*OBJECTIVE*:
Lines containing the word "Traian" should be extracted in full.

*ENTRIES SHOWN*:
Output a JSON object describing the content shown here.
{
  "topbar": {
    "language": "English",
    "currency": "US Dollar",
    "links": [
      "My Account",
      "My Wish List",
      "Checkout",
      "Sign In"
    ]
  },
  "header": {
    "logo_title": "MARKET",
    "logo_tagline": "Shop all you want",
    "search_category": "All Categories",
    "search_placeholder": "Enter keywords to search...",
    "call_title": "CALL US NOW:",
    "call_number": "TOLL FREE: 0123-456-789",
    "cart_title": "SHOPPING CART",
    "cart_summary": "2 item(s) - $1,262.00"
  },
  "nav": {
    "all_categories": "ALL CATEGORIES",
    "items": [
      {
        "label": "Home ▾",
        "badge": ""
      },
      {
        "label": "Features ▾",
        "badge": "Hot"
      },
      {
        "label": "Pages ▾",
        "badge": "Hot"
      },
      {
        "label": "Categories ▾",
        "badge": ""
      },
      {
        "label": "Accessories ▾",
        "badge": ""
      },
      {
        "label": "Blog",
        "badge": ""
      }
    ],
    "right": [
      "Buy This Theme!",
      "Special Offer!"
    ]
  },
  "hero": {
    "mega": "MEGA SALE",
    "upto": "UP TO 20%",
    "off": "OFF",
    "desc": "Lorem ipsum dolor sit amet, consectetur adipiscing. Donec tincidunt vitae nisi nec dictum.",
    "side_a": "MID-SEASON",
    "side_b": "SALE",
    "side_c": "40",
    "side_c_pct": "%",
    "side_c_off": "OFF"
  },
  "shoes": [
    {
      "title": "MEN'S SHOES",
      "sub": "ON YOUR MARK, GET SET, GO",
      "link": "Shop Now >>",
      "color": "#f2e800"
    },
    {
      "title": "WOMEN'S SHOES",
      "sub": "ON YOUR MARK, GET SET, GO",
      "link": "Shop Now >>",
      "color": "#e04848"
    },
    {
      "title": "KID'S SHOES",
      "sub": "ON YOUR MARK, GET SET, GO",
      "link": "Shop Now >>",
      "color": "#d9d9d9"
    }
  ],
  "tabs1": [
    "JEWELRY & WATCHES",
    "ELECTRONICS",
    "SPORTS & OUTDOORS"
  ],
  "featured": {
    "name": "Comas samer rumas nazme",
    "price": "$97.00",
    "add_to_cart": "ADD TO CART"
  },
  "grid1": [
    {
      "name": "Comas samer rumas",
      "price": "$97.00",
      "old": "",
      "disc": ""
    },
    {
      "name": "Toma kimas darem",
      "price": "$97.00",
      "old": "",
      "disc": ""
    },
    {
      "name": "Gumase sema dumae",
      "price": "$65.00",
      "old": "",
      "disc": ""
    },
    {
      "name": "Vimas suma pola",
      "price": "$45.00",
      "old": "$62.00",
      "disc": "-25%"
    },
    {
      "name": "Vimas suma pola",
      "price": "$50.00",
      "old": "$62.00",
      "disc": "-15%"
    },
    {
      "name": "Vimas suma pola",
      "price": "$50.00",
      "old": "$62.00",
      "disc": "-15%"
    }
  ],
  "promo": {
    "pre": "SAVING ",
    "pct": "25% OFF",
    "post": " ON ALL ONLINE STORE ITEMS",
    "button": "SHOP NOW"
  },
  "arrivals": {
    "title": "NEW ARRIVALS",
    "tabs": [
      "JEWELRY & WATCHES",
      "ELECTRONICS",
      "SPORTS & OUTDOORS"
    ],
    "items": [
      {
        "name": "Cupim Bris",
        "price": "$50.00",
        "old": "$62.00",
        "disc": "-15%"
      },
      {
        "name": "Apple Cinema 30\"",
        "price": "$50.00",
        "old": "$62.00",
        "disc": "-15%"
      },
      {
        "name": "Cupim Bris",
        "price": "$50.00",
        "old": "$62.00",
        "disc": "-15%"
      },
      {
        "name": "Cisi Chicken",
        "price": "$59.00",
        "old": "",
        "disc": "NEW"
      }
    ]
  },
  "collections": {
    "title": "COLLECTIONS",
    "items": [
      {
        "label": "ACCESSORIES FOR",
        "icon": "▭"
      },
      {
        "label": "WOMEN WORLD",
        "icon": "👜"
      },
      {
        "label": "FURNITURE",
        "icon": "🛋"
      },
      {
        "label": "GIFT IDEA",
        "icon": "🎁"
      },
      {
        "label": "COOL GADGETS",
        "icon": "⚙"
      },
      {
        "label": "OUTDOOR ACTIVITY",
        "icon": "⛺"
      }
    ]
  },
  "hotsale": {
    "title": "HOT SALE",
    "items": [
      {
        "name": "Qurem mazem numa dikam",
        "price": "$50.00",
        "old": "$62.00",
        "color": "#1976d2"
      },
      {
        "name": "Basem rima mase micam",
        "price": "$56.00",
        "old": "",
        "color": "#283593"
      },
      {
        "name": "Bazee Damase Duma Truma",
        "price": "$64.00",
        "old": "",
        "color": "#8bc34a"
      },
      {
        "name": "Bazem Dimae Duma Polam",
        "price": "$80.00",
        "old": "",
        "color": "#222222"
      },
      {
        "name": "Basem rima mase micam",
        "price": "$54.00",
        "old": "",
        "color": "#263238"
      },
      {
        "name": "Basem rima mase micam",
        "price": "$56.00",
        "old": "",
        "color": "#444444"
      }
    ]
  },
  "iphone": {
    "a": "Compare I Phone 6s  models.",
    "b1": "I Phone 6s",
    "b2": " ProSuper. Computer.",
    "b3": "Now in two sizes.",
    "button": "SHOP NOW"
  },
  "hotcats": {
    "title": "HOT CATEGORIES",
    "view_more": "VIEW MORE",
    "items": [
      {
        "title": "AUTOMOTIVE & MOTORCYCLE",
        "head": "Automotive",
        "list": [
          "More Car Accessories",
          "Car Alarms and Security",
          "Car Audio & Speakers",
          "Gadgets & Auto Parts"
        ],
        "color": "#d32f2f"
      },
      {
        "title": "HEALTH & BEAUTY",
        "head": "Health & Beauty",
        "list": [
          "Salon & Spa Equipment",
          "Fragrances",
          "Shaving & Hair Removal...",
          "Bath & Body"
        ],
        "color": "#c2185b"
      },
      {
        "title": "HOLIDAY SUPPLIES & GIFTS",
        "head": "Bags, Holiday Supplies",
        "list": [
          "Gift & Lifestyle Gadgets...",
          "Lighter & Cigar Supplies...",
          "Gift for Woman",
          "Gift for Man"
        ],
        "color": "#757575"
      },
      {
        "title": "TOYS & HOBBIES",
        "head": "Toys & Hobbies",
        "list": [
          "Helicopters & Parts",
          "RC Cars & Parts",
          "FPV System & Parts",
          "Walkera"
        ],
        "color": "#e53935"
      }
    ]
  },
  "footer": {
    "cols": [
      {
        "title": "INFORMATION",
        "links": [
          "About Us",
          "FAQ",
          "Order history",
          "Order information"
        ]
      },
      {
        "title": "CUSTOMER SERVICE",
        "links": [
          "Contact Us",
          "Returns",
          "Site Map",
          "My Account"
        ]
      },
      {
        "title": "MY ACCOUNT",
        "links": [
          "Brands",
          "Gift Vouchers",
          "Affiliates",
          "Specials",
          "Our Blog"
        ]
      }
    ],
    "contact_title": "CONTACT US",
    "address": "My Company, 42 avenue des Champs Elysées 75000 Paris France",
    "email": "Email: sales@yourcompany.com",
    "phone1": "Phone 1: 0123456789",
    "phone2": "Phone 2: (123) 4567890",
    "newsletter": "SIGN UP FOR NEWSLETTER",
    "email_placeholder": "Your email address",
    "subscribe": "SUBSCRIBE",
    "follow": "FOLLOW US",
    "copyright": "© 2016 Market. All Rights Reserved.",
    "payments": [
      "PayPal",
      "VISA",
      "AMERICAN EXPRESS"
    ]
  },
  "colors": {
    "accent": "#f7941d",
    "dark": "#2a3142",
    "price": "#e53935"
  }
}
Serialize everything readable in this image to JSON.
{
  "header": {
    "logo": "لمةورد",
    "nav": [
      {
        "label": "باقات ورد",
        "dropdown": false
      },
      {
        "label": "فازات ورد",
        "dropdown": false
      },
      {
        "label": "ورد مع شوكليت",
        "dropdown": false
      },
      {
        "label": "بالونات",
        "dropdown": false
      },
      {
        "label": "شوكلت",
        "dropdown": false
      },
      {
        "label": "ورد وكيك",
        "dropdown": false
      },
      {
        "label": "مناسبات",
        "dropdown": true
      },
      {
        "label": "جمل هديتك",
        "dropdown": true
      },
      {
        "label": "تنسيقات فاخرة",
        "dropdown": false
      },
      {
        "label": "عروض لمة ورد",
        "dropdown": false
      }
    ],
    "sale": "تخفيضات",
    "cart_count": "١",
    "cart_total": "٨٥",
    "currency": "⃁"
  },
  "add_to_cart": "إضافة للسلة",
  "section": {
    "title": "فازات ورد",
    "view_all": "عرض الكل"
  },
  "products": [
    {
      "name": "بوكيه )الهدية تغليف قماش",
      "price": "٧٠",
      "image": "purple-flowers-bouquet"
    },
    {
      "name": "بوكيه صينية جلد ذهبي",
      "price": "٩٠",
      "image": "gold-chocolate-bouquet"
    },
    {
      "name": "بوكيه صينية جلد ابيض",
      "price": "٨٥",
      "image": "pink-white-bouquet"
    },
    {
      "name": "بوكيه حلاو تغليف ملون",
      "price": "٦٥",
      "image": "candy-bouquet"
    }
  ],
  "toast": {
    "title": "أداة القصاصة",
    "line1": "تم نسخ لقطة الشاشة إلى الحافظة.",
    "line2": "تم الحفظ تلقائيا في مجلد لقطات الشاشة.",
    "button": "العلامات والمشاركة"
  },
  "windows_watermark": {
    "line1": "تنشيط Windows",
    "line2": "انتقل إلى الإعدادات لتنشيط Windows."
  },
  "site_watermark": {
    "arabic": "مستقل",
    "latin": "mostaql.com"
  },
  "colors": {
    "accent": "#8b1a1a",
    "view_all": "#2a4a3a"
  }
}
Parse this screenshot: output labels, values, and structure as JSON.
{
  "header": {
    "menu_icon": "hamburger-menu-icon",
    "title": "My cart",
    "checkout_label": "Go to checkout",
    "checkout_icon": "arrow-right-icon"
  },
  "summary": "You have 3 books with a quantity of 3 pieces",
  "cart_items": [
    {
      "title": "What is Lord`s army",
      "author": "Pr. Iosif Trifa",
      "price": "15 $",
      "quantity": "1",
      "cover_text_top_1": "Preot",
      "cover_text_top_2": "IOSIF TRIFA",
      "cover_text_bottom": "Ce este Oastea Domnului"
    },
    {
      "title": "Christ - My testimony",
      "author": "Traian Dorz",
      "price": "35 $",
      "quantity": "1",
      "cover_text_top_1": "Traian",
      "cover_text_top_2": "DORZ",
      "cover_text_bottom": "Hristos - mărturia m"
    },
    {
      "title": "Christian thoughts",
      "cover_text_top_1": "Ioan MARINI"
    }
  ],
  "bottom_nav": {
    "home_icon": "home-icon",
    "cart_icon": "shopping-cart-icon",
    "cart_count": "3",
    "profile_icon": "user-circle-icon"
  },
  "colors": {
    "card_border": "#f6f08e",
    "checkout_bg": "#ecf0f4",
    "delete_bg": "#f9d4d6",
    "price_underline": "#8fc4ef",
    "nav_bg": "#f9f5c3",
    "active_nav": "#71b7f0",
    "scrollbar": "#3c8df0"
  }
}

*CORRECT OUTPUT*:
      "author": "Traian Dorz",
      "cover_text_top_1": "Traian",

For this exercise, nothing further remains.